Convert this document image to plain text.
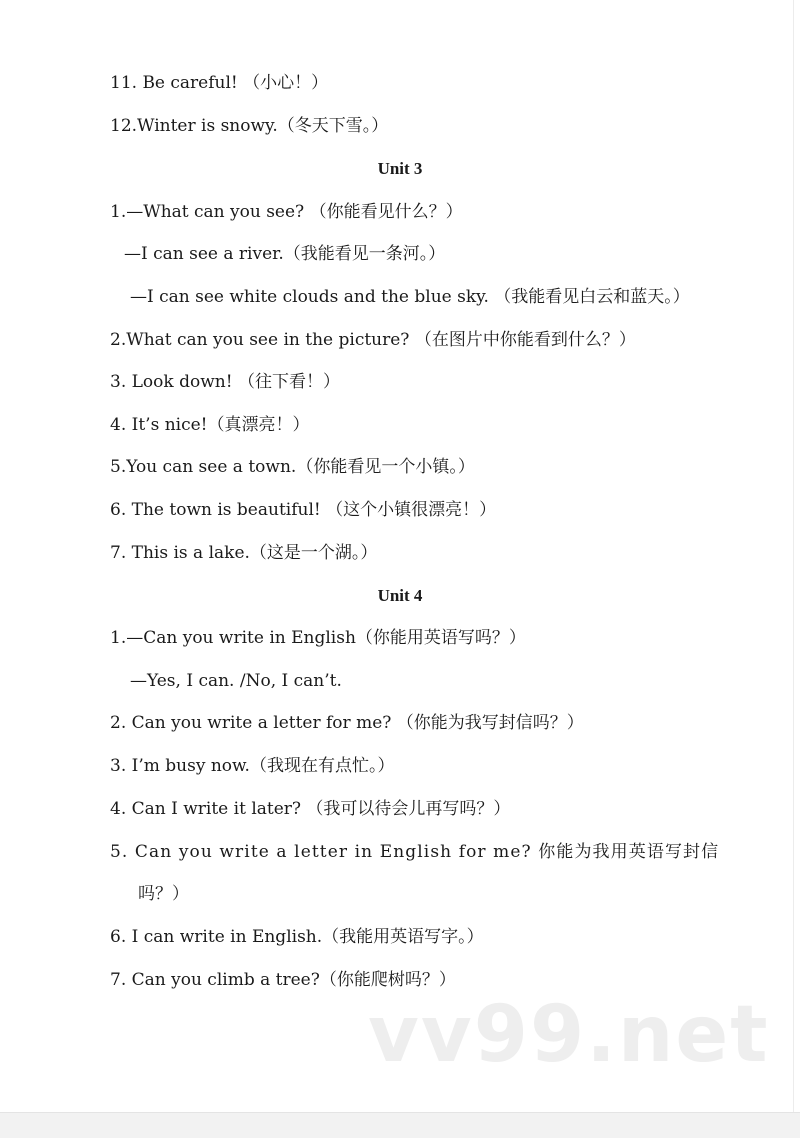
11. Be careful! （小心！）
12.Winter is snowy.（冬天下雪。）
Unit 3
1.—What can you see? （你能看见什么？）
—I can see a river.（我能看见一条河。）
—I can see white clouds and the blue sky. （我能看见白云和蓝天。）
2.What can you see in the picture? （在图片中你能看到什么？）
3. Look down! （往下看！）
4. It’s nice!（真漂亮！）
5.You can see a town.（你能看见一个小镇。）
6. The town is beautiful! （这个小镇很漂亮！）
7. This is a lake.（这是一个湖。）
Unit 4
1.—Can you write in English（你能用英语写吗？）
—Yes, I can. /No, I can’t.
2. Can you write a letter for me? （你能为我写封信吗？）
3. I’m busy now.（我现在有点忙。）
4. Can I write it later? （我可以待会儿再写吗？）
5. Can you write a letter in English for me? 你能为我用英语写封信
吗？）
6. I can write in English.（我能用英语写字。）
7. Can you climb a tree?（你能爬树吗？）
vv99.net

Short exercise
Each entry gets copied exactly; the pictures stay out.

Solution for this task
Convert this document image to plain text.
11. Be careful! （小心！）
12.Winter is snowy.（冬天下雪。）
Unit 3
1.—What can you see? （你能看见什么？）
—I can see a river.（我能看见一条河。）
—I can see white clouds and the blue sky. （我能看见白云和蓝天。）
2.What can you see in the picture? （在图片中你能看到什么？）
3. Look down! （往下看！）
4. It’s nice!（真漂亮！）
5.You can see a town.（你能看见一个小镇。）
6. The town is beautiful! （这个小镇很漂亮！）
7. This is a lake.（这是一个湖。）
Unit 4
1.—Can you write in English（你能用英语写吗？）
—Yes, I can. /No, I can’t.
2. Can you write a letter for me? （你能为我写封信吗？）
3. I’m busy now.（我现在有点忙。）
4. Can I write it later? （我可以待会儿再写吗？）
5. Can you write a letter in English for me? 你能为我用英语写封信
吗？）
6. I can write in English.（我能用英语写字。）
7. Can you climb a tree?（你能爬树吗？）
vv99.net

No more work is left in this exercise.